> [DATA TO PROCESS]
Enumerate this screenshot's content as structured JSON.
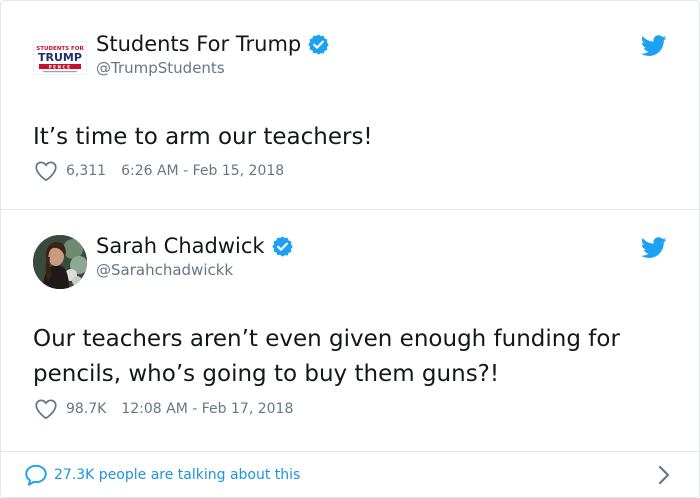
{
  "tweets": [
    {
      "display_name": "Students For Trump",
      "handle": "@TrumpStudents",
      "verified": true,
      "avatar_logo": {
        "top": "STUDENTS FOR",
        "main": "TRUMP",
        "bottom": "PENCE"
      },
      "text": "It’s time to arm our teachers!",
      "likes": "6,311",
      "timestamp": "6:26 AM - Feb 15, 2018"
    },
    {
      "display_name": "Sarah Chadwick",
      "handle": "@Sarahchadwickk",
      "verified": true,
      "text": "Our teachers aren’t even given enough funding for pencils, who’s going to buy them guns?!",
      "likes": "98.7K",
      "timestamp": "12:08 AM - Feb 17, 2018"
    }
  ],
  "footer": {
    "talking_label": "27.3K people are talking about this"
  },
  "icons": {
    "verified": "verified-badge-icon",
    "bird": "twitter-bird-icon",
    "like": "heart-icon",
    "reply": "speech-bubble-icon",
    "more": "chevron-right-icon"
  },
  "colors": {
    "brand_blue": "#1da1f2",
    "link_blue": "#1b95e0",
    "text": "#14171a",
    "muted": "#657786",
    "border": "#e1e8ed"
  }
}
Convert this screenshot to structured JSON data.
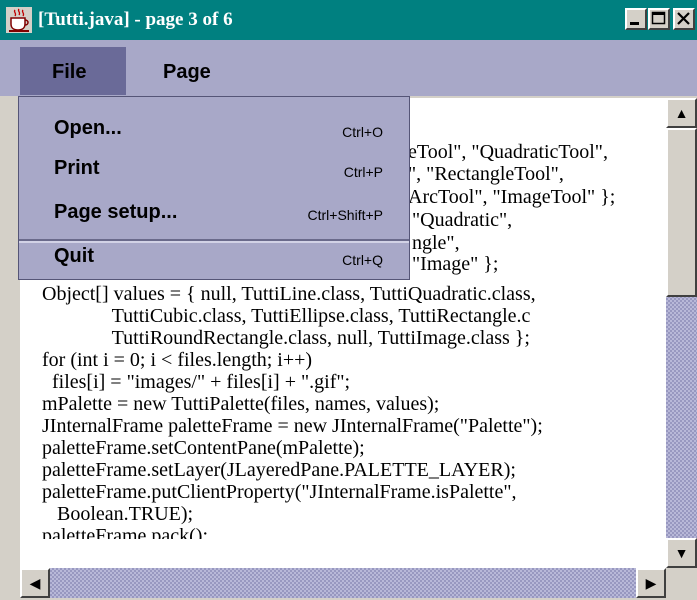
{
  "window": {
    "title": "[Tutti.java] - page 3 of 6",
    "icon": "java-coffee-cup-icon",
    "buttons": [
      "minimize-icon",
      "maximize-icon",
      "close-icon"
    ]
  },
  "menubar": {
    "items": [
      {
        "label": "File",
        "active": true
      },
      {
        "label": "Page",
        "active": false
      }
    ]
  },
  "file_menu": {
    "items": [
      {
        "label": "Open...",
        "shortcut": "Ctrl+O"
      },
      {
        "label": "Print",
        "shortcut": "Ctrl+P"
      },
      {
        "label": "Page setup...",
        "shortcut": "Ctrl+Shift+P"
      },
      {
        "label": "Quit",
        "shortcut": "Ctrl+Q"
      }
    ]
  },
  "document": {
    "partial_lines": [
      "eTool\", \"QuadraticTool\",",
      "\", \"RectangleTool\",",
      "ArcTool\", \"ImageTool\" };",
      "\"Quadratic\",",
      "ngle\",",
      "\"Image\" };"
    ],
    "lines": [
      "Object[] values = { null, TuttiLine.class, TuttiQuadratic.class,",
      "              TuttiCubic.class, TuttiEllipse.class, TuttiRectangle.c",
      "              TuttiRoundRectangle.class, null, TuttiImage.class };",
      "for (int i = 0; i < files.length; i++)",
      "  files[i] = \"images/\" + files[i] + \".gif\";",
      "mPalette = new TuttiPalette(files, names, values);",
      "JInternalFrame paletteFrame = new JInternalFrame(\"Palette\");",
      "paletteFrame.setContentPane(mPalette);",
      "paletteFrame.setLayer(JLayeredPane.PALETTE_LAYER);",
      "paletteFrame.putClientProperty(\"JInternalFrame.isPalette\",",
      "   Boolean.TRUE);",
      "paletteFrame.pack();"
    ]
  },
  "scrollbars": {
    "vertical_icons": [
      "arrow-up-icon",
      "arrow-down-icon"
    ],
    "horizontal_icons": [
      "arrow-left-icon",
      "arrow-right-icon"
    ],
    "up_glyph": "▲",
    "down_glyph": "▼",
    "left_glyph": "◀",
    "right_glyph": "▶"
  },
  "colors": {
    "titlebar": "#008080",
    "menubar": "#a8a8c8",
    "menu_active": "#6a6a98",
    "window_face": "#d4d0c8",
    "text_background": "#ffffff"
  }
}
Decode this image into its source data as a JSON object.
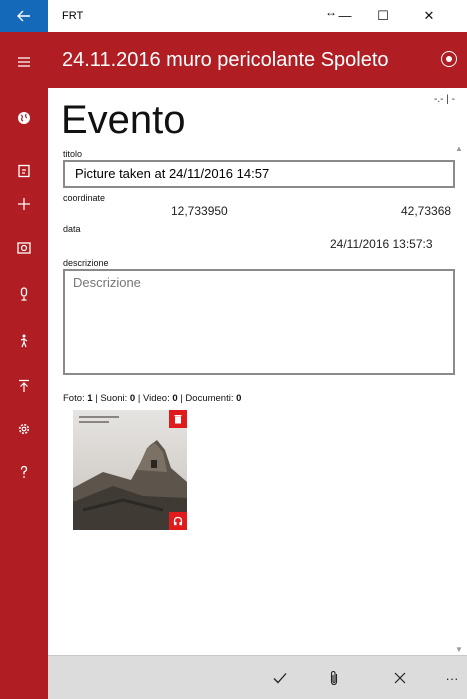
{
  "window": {
    "title": "FRT",
    "resize_glyph": "↔",
    "minimize_glyph": "—",
    "maximize_glyph": "☐",
    "close_glyph": "✕"
  },
  "header": {
    "title": "24.11.2016 muro pericolante Spoleto",
    "action_icon": "record-icon"
  },
  "sidebar": {
    "items": [
      {
        "icon": "globe-icon"
      },
      {
        "icon": "report-icon"
      },
      {
        "icon": "add-icon"
      },
      {
        "icon": "camera-icon"
      },
      {
        "icon": "microphone-icon"
      },
      {
        "icon": "walk-icon"
      },
      {
        "icon": "upload-icon"
      },
      {
        "icon": "gear-icon"
      },
      {
        "icon": "help-icon"
      }
    ]
  },
  "form": {
    "progress": "-.- | -",
    "section_title": "Evento",
    "title_label": "titolo",
    "title_value": "Picture taken at 24/11/2016 14:57",
    "coords_label": "coordinate",
    "longitude": "12,733950",
    "latitude": "42,73368",
    "date_label": "data",
    "date_value": "24/11/2016 13:57:3",
    "description_label": "descrizione",
    "description_placeholder": "Descrizione"
  },
  "media": {
    "photo_label": "Foto:",
    "photo_count": "1",
    "sound_label": "| Suoni:",
    "sound_count": "0",
    "video_label": "| Video:",
    "video_count": "0",
    "doc_label": "| Documenti:",
    "doc_count": "0"
  },
  "appbar": {
    "more_glyph": "···"
  },
  "colors": {
    "accent": "#b01e23",
    "back_button": "#1469b8",
    "badge": "#e01b1b",
    "appbar": "#dcdcdc"
  }
}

> [TASK BRIEF] Pull out all lines in the data above that include "structured".

> [RESULT FOR THIS TASK]
Enumerate this screenshot's content as structured JSON.
Convert this screenshot to structured JSON data.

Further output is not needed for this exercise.